* Aim of the exercise: Output each line exactly as it appears, skipping any embedded picture.

Data entries
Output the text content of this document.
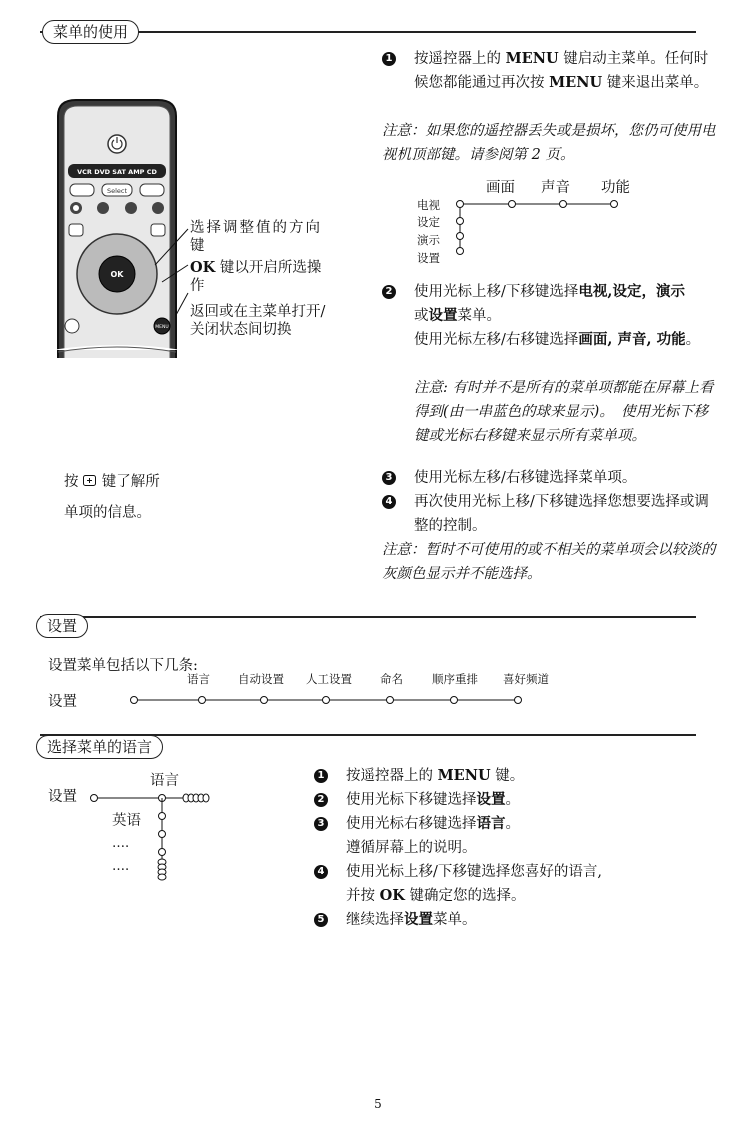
菜单的使用
VCR DVD SAT AMP CD
Select
OK
MENU
选择调整值的方向键
OK 键以开启所选操作
返回或在主菜单打开/关闭状态间切换
按 键了解所
单项的信息。
1 按遥控器上的 MENU 键启动主菜单。任何时候您都能通过再次按 MENU 键来退出菜单。
注意：如果您的遥控器丢失或是损坏，您仍可使用电视机顶部键。请参阅第 2 页。
画面 声音 功能
电视
设定
演示
设置
2 使用光标上移/下移键选择电视,设定，演示
或设置菜单。
使用光标左移/右移键选择画面, 声音, 功能。
注意: 有时并不是所有的菜单项都能在屏幕上看得到(由一串蓝色的球来显示)。　使用光标下移键或光标右移键来显示所有菜单项。
3 使用光标左移/右移键选择菜单项。
4 再次使用光标上移/下移键选择您想要选择或调整的控制。
注意：暂时不可使用的或不相关的菜单项会以较淡的灰颜色显示并不能选择。
设置
设置菜单包括以下几条:
语言 自动设置 人工设置 命名	顺序重排 喜好频道
设置
选择菜单的语言
语言
设置
英语
….
….
1 按遥控器上的 MENU 键。
2 使用光标下移键选择设置。
3 使用光标右移键选择语言。
遵循屏幕上的说明。
4 使用光标上移/下移键选择您喜好的语言, 并按 OK 键确定您的选择。
5 继续选择设置菜单。
5
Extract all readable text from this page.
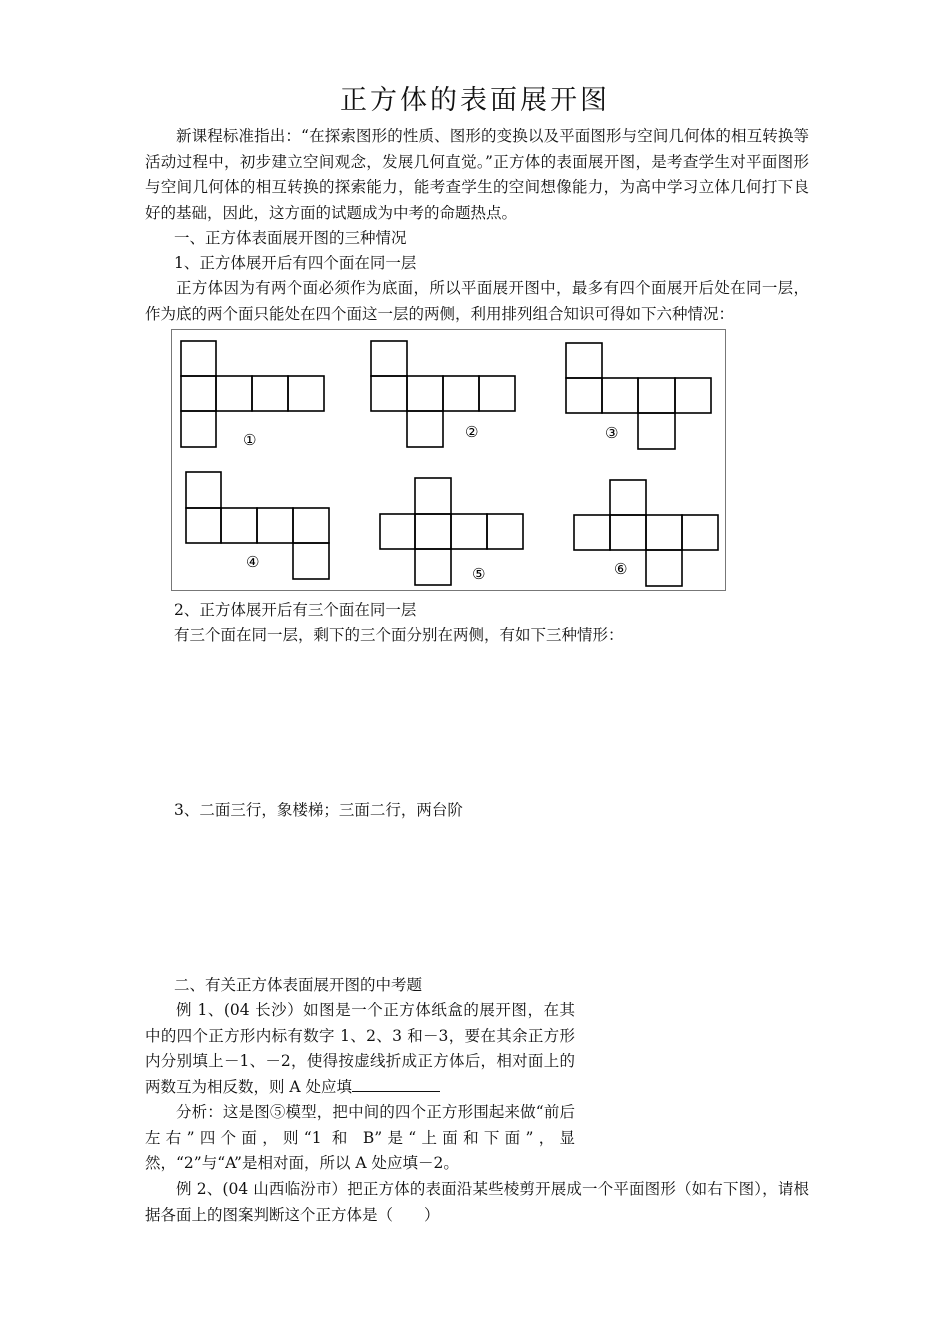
正方体的表面展开图
新课程标准指出：“在探索图形的性质、图形的变换以及平面图形与空间几何体的相互转换等活动过程中，初步建立空间观念，发展几何直觉。”正方体的表面展开图，是考查学生对平面图形与空间几何体的相互转换的探索能力，能考查学生的空间想像能力，为高中学习立体几何打下良好的基础，因此，这方面的试题成为中考的命题热点。
一、正方体表面展开图的三种情况
1、正方体展开后有四个面在同一层
正方体因为有两个面必须作为底面，所以平面展开图中，最多有四个面展开后处在同一层，作为底的两个面只能处在四个面这一层的两侧，利用排列组合知识可得如下六种情况：
①	②	③
④
⑤	⑥
2、正方体展开后有三个面在同一层
有三个面在同一层，剩下的三个面分别在两侧，有如下三种情形：
3、二面三行，象楼梯；三面二行，两台阶
二、有关正方体表面展开图的中考题
例 1、(04 长沙）如图是一个正方体纸盒的展开图，在其中的四个正方形内标有数字 1、2、3 和－3，要在其余正方形内分别填上－1、－2，使得按虚线折成正方体后，相对面上的两数互为相反数，则 A 处应填
分析：这是图⑤模型，把中间的四个正方形围起来做“前后左右”四个面，则“1 和 B”是“上面和下面”，显然，“2”与“A”是相对面，所以 A 处应填－2。
例 2、(04 山西临汾市）把正方体的表面沿某些棱剪开展成一个平面图形（如右下图），请根据各面上的图案判断这个正方体是（　　）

* Result of the exercise:
Output the text content of this document.
菜单的使用
VCR DVD SAT AMP CD
Select
OK
MENU
选择调整值的方向键
OK 键以开启所选操作
返回或在主菜单打开/关闭状态间切换
按 键了解所
单项的信息。
1 按遥控器上的 MENU 键启动主菜单。任何时候您都能通过再次按 MENU 键来退出菜单。
注意：如果您的遥控器丢失或是损坏，您仍可使用电视机顶部键。请参阅第 2 页。
画面 声音 功能
电视
设定
演示
设置
2 使用光标上移/下移键选择电视,设定，演示
或设置菜单。
使用光标左移/右移键选择画面, 声音, 功能。
注意: 有时并不是所有的菜单项都能在屏幕上看得到(由一串蓝色的球来显示)。　使用光标下移键或光标右移键来显示所有菜单项。
3 使用光标左移/右移键选择菜单项。
4 再次使用光标上移/下移键选择您想要选择或调整的控制。
注意：暂时不可使用的或不相关的菜单项会以较淡的灰颜色显示并不能选择。
设置
设置菜单包括以下几条:
语言 自动设置 人工设置 命名	顺序重排 喜好频道
设置
选择菜单的语言
语言
设置
英语
….
….
1 按遥控器上的 MENU 键。
2 使用光标下移键选择设置。
3 使用光标右移键选择语言。
遵循屏幕上的说明。
4 使用光标上移/下移键选择您喜好的语言, 并按 OK 键确定您的选择。
5 继续选择设置菜单。
5
Extract all readable text from this page.
正方体的表面展开图
新课程标准指出：“在探索图形的性质、图形的变换以及平面图形与空间几何体的相互转换等活动过程中，初步建立空间观念，发展几何直觉。”正方体的表面展开图，是考查学生对平面图形与空间几何体的相互转换的探索能力，能考查学生的空间想像能力，为高中学习立体几何打下良好的基础，因此，这方面的试题成为中考的命题热点。
一、正方体表面展开图的三种情况
1、正方体展开后有四个面在同一层
正方体因为有两个面必须作为底面，所以平面展开图中，最多有四个面展开后处在同一层，作为底的两个面只能处在四个面这一层的两侧，利用排列组合知识可得如下六种情况：
①	②	③
④
⑤	⑥
2、正方体展开后有三个面在同一层
有三个面在同一层，剩下的三个面分别在两侧，有如下三种情形：
3、二面三行，象楼梯；三面二行，两台阶
二、有关正方体表面展开图的中考题
例 1、(04 长沙）如图是一个正方体纸盒的展开图，在其中的四个正方形内标有数字 1、2、3 和－3，要在其余正方形内分别填上－1、－2，使得按虚线折成正方体后，相对面上的两数互为相反数，则 A 处应填
分析：这是图⑤模型，把中间的四个正方形围起来做“前后左右”四个面，则“1 和 B”是“上面和下面”，显然，“2”与“A”是相对面，所以 A 处应填－2。
例 2、(04 山西临汾市）把正方体的表面沿某些棱剪开展成一个平面图形（如右下图），请根据各面上的图案判断这个正方体是（　　）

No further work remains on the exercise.